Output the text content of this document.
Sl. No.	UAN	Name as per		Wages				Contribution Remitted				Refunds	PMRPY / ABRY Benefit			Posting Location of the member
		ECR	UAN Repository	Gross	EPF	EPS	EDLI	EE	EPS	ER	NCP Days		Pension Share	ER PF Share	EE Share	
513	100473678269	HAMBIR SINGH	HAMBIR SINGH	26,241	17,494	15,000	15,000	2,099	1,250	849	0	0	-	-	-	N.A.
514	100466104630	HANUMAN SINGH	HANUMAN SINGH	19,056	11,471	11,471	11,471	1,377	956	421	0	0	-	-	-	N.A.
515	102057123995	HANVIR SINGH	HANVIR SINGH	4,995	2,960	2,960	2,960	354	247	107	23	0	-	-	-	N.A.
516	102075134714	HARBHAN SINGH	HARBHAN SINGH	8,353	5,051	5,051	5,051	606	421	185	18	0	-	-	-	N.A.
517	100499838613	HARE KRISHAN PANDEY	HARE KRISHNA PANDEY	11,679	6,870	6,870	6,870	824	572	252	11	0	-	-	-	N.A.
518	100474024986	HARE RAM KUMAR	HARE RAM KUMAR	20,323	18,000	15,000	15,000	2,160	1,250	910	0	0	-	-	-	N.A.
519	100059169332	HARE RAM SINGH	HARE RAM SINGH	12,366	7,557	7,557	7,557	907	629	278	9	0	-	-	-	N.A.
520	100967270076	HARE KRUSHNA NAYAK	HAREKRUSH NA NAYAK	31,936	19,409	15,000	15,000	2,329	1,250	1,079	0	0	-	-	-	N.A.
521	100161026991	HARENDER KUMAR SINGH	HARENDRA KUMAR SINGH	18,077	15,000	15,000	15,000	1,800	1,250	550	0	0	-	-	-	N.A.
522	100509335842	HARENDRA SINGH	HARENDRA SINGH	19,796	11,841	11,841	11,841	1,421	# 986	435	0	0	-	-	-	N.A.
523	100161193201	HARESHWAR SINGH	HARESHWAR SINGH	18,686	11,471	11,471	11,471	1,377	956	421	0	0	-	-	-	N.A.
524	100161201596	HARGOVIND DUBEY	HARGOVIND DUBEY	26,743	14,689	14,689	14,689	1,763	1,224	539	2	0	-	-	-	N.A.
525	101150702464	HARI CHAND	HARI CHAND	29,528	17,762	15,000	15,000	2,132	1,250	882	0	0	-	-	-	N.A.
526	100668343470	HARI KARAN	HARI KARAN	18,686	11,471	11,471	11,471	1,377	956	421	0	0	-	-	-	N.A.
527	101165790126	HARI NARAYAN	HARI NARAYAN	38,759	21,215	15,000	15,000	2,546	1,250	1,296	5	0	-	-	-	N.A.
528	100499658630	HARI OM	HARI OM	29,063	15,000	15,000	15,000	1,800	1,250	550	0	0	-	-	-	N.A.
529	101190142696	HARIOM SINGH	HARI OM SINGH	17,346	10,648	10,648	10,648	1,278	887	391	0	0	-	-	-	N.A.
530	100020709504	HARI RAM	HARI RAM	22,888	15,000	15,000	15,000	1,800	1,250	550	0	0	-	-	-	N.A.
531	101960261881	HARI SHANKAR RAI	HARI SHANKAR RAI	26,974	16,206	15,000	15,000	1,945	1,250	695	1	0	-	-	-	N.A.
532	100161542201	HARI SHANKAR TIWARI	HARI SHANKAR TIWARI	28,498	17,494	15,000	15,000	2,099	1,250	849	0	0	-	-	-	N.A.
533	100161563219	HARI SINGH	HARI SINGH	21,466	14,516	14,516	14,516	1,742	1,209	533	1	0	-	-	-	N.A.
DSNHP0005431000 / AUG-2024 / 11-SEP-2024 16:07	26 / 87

SET EXERCISE:
Reproduce every line of the material above exactly.

RESULT FOR THIS TASK:
Output the text content of this document.
Sl. No.	UAN	Name as per		Wages				Contribution Remitted				Refunds	PMRPY / ABRY Benefit			Posting Location of the member
		ECR	UAN Repository	Gross	EPF	EPS	EDLI	EE	EPS	ER	NCP Days		Pension Share	ER PF Share	EE Share	
513	100473678269	HAMBIR SINGH	HAMBIR SINGH	26,241	17,494	15,000	15,000	2,099	1,250	849	0	0	-	-	-	N.A.
514	100466104630	HANUMAN SINGH	HANUMAN SINGH	19,056	11,471	11,471	11,471	1,377	956	421	0	0	-	-	-	N.A.
515	102057123995	HANVIR SINGH	HANVIR SINGH	4,995	2,960	2,960	2,960	354	247	107	23	0	-	-	-	N.A.
516	102075134714	HARBHAN SINGH	HARBHAN SINGH	8,353	5,051	5,051	5,051	606	421	185	18	0	-	-	-	N.A.
517	100499838613	HARE KRISHAN PANDEY	HARE KRISHNA PANDEY	11,679	6,870	6,870	6,870	824	572	252	11	0	-	-	-	N.A.
518	100474024986	HARE RAM KUMAR	HARE RAM KUMAR	20,323	18,000	15,000	15,000	2,160	1,250	910	0	0	-	-	-	N.A.
519	100059169332	HARE RAM SINGH	HARE RAM SINGH	12,366	7,557	7,557	7,557	907	629	278	9	0	-	-	-	N.A.
520	100967270076	HARE KRUSHNA NAYAK	HAREKRUSH NA NAYAK	31,936	19,409	15,000	15,000	2,329	1,250	1,079	0	0	-	-	-	N.A.
521	100161026991	HARENDER KUMAR SINGH	HARENDRA KUMAR SINGH	18,077	15,000	15,000	15,000	1,800	1,250	550	0	0	-	-	-	N.A.
522	100509335842	HARENDRA SINGH	HARENDRA SINGH	19,796	11,841	11,841	11,841	1,421	# 986	435	0	0	-	-	-	N.A.
523	100161193201	HARESHWAR SINGH	HARESHWAR SINGH	18,686	11,471	11,471	11,471	1,377	956	421	0	0	-	-	-	N.A.
524	100161201596	HARGOVIND DUBEY	HARGOVIND DUBEY	26,743	14,689	14,689	14,689	1,763	1,224	539	2	0	-	-	-	N.A.
525	101150702464	HARI CHAND	HARI CHAND	29,528	17,762	15,000	15,000	2,132	1,250	882	0	0	-	-	-	N.A.
526	100668343470	HARI KARAN	HARI KARAN	18,686	11,471	11,471	11,471	1,377	956	421	0	0	-	-	-	N.A.
527	101165790126	HARI NARAYAN	HARI NARAYAN	38,759	21,215	15,000	15,000	2,546	1,250	1,296	5	0	-	-	-	N.A.
528	100499658630	HARI OM	HARI OM	29,063	15,000	15,000	15,000	1,800	1,250	550	0	0	-	-	-	N.A.
529	101190142696	HARIOM SINGH	HARI OM SINGH	17,346	10,648	10,648	10,648	1,278	887	391	0	0	-	-	-	N.A.
530	100020709504	HARI RAM	HARI RAM	22,888	15,000	15,000	15,000	1,800	1,250	550	0	0	-	-	-	N.A.
531	101960261881	HARI SHANKAR RAI	HARI SHANKAR RAI	26,974	16,206	15,000	15,000	1,945	1,250	695	1	0	-	-	-	N.A.
532	100161542201	HARI SHANKAR TIWARI	HARI SHANKAR TIWARI	28,498	17,494	15,000	15,000	2,099	1,250	849	0	0	-	-	-	N.A.
533	100161563219	HARI SINGH	HARI SINGH	21,466	14,516	14,516	14,516	1,742	1,209	533	1	0	-	-	-	N.A.
DSNHP0005431000 / AUG-2024 / 11-SEP-2024 16:07	26 / 87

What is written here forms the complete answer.